__Data records__

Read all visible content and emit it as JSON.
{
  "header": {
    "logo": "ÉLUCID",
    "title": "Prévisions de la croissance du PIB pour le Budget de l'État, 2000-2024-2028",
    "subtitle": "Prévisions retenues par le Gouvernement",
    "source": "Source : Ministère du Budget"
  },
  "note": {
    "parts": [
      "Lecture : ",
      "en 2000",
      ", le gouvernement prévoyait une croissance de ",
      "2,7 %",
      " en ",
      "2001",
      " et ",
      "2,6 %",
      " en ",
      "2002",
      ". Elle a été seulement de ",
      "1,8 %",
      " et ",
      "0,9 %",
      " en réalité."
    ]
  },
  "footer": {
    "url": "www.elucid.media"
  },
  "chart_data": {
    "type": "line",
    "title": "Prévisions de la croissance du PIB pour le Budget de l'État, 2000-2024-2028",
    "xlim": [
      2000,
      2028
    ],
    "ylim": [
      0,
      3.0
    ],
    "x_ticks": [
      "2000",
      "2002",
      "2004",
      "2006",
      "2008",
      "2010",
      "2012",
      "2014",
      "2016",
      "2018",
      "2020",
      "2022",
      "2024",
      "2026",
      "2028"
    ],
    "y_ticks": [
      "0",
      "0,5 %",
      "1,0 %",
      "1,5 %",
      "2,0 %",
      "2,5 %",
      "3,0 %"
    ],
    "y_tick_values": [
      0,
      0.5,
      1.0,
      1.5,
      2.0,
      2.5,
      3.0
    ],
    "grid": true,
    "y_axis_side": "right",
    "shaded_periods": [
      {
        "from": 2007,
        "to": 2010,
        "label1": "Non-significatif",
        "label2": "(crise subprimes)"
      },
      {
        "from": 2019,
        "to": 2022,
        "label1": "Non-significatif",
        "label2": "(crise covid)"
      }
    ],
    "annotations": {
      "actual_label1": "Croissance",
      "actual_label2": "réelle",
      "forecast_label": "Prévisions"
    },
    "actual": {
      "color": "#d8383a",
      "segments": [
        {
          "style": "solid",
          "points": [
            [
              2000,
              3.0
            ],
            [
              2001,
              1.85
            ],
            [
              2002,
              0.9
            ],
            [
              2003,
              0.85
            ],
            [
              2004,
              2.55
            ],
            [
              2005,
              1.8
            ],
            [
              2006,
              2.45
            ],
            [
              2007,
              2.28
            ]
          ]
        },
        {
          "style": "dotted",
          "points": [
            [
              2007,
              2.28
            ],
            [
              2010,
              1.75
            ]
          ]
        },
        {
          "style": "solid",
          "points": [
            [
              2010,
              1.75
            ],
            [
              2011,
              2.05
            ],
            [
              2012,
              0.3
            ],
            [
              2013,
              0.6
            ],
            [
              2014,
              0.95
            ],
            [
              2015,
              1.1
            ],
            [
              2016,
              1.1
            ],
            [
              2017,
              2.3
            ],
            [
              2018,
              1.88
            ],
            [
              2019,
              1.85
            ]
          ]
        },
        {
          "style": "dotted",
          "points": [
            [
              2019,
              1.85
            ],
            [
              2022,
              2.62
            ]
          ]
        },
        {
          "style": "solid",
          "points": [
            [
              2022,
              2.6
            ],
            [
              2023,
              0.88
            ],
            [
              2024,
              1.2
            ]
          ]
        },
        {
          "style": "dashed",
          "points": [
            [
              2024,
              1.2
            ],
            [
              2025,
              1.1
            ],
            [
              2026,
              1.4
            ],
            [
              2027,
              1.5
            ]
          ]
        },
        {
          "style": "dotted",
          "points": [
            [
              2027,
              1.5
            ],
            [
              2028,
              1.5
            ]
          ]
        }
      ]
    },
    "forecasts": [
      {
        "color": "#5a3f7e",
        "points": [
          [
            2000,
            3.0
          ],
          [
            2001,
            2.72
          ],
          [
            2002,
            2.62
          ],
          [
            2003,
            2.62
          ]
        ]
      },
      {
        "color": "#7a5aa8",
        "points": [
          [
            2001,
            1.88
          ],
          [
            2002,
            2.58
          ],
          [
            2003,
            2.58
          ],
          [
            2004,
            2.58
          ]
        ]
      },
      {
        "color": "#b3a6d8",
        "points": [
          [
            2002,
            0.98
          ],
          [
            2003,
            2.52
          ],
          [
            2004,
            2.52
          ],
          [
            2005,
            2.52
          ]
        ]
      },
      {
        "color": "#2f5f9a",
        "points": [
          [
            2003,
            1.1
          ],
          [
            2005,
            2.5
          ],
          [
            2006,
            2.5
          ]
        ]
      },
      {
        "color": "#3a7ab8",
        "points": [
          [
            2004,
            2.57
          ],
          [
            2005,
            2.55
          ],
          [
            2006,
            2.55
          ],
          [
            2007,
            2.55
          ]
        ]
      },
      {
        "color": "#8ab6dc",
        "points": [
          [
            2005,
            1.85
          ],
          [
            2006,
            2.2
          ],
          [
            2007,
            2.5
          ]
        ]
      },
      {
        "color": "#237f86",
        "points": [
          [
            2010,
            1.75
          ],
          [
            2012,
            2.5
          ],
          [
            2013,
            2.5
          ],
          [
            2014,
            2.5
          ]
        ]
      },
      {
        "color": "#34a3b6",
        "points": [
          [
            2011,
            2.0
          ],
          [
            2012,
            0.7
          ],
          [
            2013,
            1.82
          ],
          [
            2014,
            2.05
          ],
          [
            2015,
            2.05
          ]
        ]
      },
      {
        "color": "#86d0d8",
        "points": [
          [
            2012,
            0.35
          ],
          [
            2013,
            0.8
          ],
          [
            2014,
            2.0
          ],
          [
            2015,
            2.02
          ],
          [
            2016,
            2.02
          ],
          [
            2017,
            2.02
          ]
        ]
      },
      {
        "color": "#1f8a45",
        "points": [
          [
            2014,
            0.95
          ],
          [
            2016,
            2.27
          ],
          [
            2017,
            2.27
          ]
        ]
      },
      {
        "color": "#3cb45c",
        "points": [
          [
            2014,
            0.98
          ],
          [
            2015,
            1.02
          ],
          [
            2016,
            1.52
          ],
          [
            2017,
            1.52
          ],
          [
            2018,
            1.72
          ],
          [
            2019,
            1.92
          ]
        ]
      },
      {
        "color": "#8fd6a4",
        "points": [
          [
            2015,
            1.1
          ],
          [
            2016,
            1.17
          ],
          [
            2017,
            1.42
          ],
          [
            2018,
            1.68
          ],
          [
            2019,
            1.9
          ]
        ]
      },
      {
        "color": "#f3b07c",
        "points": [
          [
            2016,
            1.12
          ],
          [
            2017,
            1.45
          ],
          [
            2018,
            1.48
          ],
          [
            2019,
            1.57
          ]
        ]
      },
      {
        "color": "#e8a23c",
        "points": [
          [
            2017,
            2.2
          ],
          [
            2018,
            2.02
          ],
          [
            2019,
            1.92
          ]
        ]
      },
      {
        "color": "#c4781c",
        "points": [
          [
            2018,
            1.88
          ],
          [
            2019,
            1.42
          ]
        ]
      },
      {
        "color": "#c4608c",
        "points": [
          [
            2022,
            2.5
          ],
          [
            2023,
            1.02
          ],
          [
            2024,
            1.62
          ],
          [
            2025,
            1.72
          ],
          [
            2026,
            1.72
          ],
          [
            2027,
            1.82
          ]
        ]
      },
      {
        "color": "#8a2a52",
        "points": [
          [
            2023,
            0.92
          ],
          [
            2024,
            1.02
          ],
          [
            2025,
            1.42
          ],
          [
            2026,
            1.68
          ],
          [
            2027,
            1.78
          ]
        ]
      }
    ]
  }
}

__Given exercise__
Go through the records and copy each line with "Prévisions" in it.

__The completed task__
    "title": "Prévisions de la croissance du PIB pour le Budget de l'État, 2000-2024-2028",
    "subtitle": "Prévisions retenues par le Gouvernement",
    "title": "Prévisions de la croissance du PIB pour le Budget de l'État, 2000-2024-2028",
      "forecast_label": "Prévisions"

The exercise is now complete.